**TASK DETAILS:** Without including any images, reproduce each entry exactly.
## START SUPPLIED MATERIAL
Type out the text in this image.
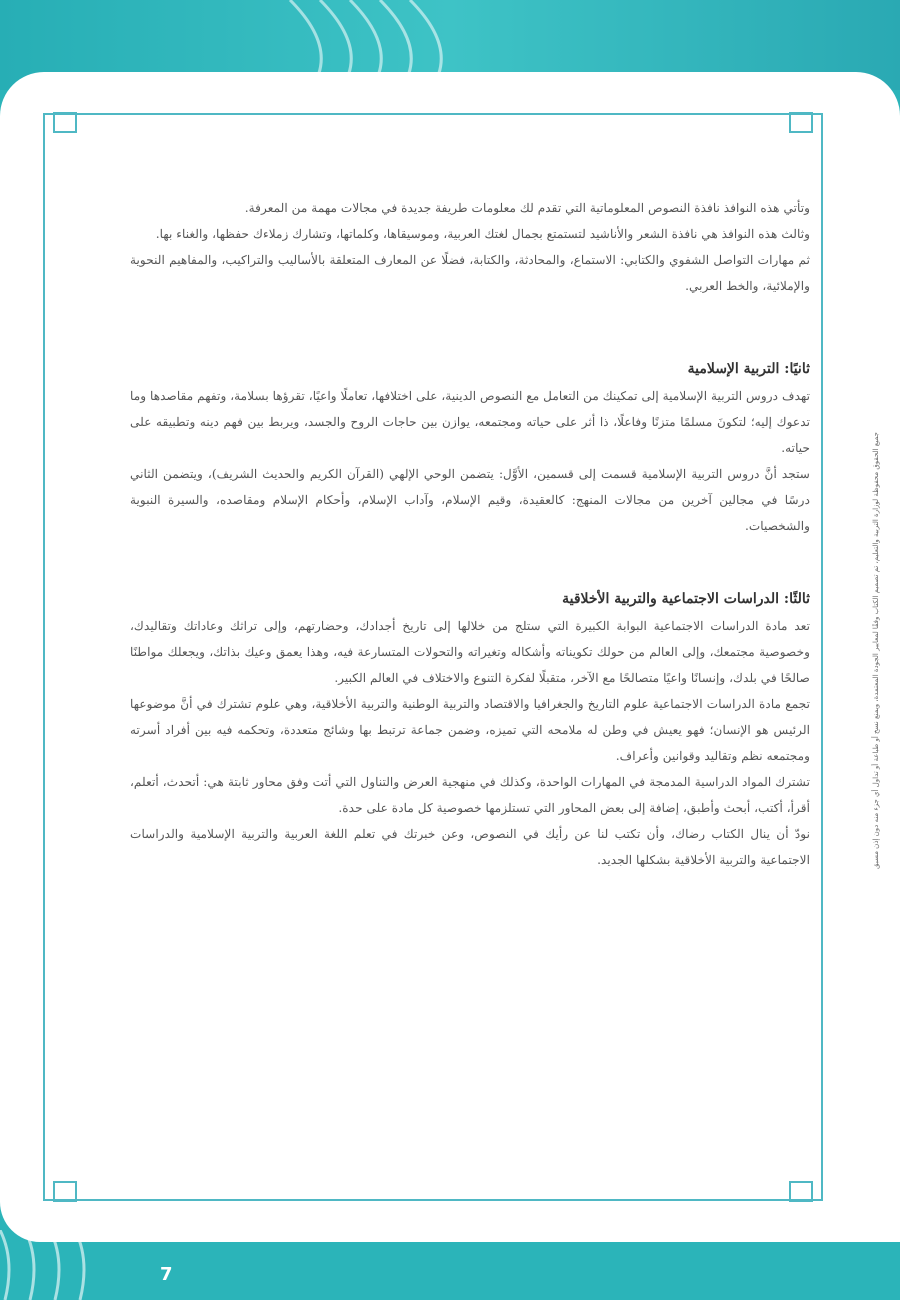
جميع الحقوق محفوظة لوزارة التربية والتعليم، تم تصميم الكتاب وفقًا لمعايير الجودة المعتمدة، ويمنع نسخ أو طباعة أو تداول أي جزء منه دون إذن مسبق

وتأتي هذه النوافذ نافذة النصوص المعلوماتية التي تقدم لك معلومات طريفة جديدة في مجالات مهمة من المعرفة.

وثالث هذه النوافذ هي نافذة الشعر والأناشيد لتستمتع بجمال لغتك العربية، وموسيقاها، وكلماتها، وتشارك زملاءك حفظها، والغناء بها.

ثم مهارات التواصل الشفوي والكتابي: الاستماع، والمحادثة، والكتابة، فضلًا عن المعارف المتعلقة بالأساليب والتراكيب، والمفاهيم النحوية والإملائية، والخط العربي.

ثانيًا: التربية الإسلامية

تهدف دروس التربية الإسلامية إلى تمكينك من التعامل مع النصوص الدينية، على اختلافها، تعاملًا واعيًا، تقرؤها بسلامة، وتفهم مقاصدها وما تدعوك إليه؛ لتكونَ مسلمًا متزنًا وفاعلًا، ذا أثر على حياته ومجتمعه، يوازن بين حاجات الروح والجسد، ويربط بين فهم دينه وتطبيقه على حياته.

ستجد أنَّ دروس التربية الإسلامية قسمت إلى قسمين، الأوَّل: يتضمن الوحي الإلهي (القرآن الكريم والحديث الشريف)، ويتضمن الثاني درسًا في مجالين آخرين من مجالات المنهج: كالعقيدة، وقيم الإسلام، وآداب الإسلام، وأحكام الإسلام ومقاصده، والسيرة النبوية والشخصيات.

ثالثًا: الدراسات الاجتماعية والتربية الأخلاقية

تعد مادة الدراسات الاجتماعية البوابة الكبيرة التي ستلج من خلالها إلى تاريخ أجدادك، وحضارتهم، وإلى تراثك وعاداتك وتقاليدك، وخصوصية مجتمعك، وإلى العالم من حولك تكويناته وأشكاله وتغيراته والتحولات المتسارعة فيه، وهذا يعمق وعيك بذاتك، ويجعلك مواطنًا صالحًا في بلدك، وإنسانًا واعيًا متصالحًا مع الآخر، متقبلًا لفكرة التنوع والاختلاف في العالم الكبير.

تجمع مادة الدراسات الاجتماعية علوم التاريخ والجغرافيا والاقتصاد والتربية الوطنية والتربية الأخلاقية، وهي علوم تشترك في أنَّ موضوعها الرئيس هو الإنسان؛ فهو يعيش في وطن له ملامحه التي تميزه، وضمن جماعة ترتبط بها وشائج متعددة، وتحكمه فيه بين أفراد أسرته ومجتمعه نظم وتقاليد وقوانين وأعراف.

تشترك المواد الدراسية المدمجة في المهارات الواحدة، وكذلك في منهجية العرض والتناول التي أتت وفق محاور ثابتة هي: أتحدث، أتعلم، أقرأ، أكتب، أبحث وأطبق، إضافة إلى بعض المحاور التي تستلزمها خصوصية كل مادة على حدة.

نودّ أن ينال الكتاب رضاك، وأن تكتب لنا عن رأيك في النصوص، وعن خبرتك في تعلم اللغة العربية والتربية الإسلامية والدراسات الاجتماعية والتربية الأخلاقية بشكلها الجديد.

7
## END SUPPLIED MATERIAL
**THE RESPONSE:**
Type out the text in this image.
جميع الحقوق محفوظة لوزارة التربية والتعليم، تم تصميم الكتاب وفقًا لمعايير الجودة المعتمدة، ويمنع نسخ أو طباعة أو تداول أي جزء منه دون إذن مسبق

وتأتي هذه النوافذ نافذة النصوص المعلوماتية التي تقدم لك معلومات طريفة جديدة في مجالات مهمة من المعرفة.

وثالث هذه النوافذ هي نافذة الشعر والأناشيد لتستمتع بجمال لغتك العربية، وموسيقاها، وكلماتها، وتشارك زملاءك حفظها، والغناء بها.

ثم مهارات التواصل الشفوي والكتابي: الاستماع، والمحادثة، والكتابة، فضلًا عن المعارف المتعلقة بالأساليب والتراكيب، والمفاهيم النحوية والإملائية، والخط العربي.

ثانيًا: التربية الإسلامية

تهدف دروس التربية الإسلامية إلى تمكينك من التعامل مع النصوص الدينية، على اختلافها، تعاملًا واعيًا، تقرؤها بسلامة، وتفهم مقاصدها وما تدعوك إليه؛ لتكونَ مسلمًا متزنًا وفاعلًا، ذا أثر على حياته ومجتمعه، يوازن بين حاجات الروح والجسد، ويربط بين فهم دينه وتطبيقه على حياته.

ستجد أنَّ دروس التربية الإسلامية قسمت إلى قسمين، الأوَّل: يتضمن الوحي الإلهي (القرآن الكريم والحديث الشريف)، ويتضمن الثاني درسًا في مجالين آخرين من مجالات المنهج: كالعقيدة، وقيم الإسلام، وآداب الإسلام، وأحكام الإسلام ومقاصده، والسيرة النبوية والشخصيات.

ثالثًا: الدراسات الاجتماعية والتربية الأخلاقية

تعد مادة الدراسات الاجتماعية البوابة الكبيرة التي ستلج من خلالها إلى تاريخ أجدادك، وحضارتهم، وإلى تراثك وعاداتك وتقاليدك، وخصوصية مجتمعك، وإلى العالم من حولك تكويناته وأشكاله وتغيراته والتحولات المتسارعة فيه، وهذا يعمق وعيك بذاتك، ويجعلك مواطنًا صالحًا في بلدك، وإنسانًا واعيًا متصالحًا مع الآخر، متقبلًا لفكرة التنوع والاختلاف في العالم الكبير.

تجمع مادة الدراسات الاجتماعية علوم التاريخ والجغرافيا والاقتصاد والتربية الوطنية والتربية الأخلاقية، وهي علوم تشترك في أنَّ موضوعها الرئيس هو الإنسان؛ فهو يعيش في وطن له ملامحه التي تميزه، وضمن جماعة ترتبط بها وشائج متعددة، وتحكمه فيه بين أفراد أسرته ومجتمعه نظم وتقاليد وقوانين وأعراف.

تشترك المواد الدراسية المدمجة في المهارات الواحدة، وكذلك في منهجية العرض والتناول التي أتت وفق محاور ثابتة هي: أتحدث، أتعلم، أقرأ، أكتب، أبحث وأطبق، إضافة إلى بعض المحاور التي تستلزمها خصوصية كل مادة على حدة.

نودّ أن ينال الكتاب رضاك، وأن تكتب لنا عن رأيك في النصوص، وعن خبرتك في تعلم اللغة العربية والتربية الإسلامية والدراسات الاجتماعية والتربية الأخلاقية بشكلها الجديد.

7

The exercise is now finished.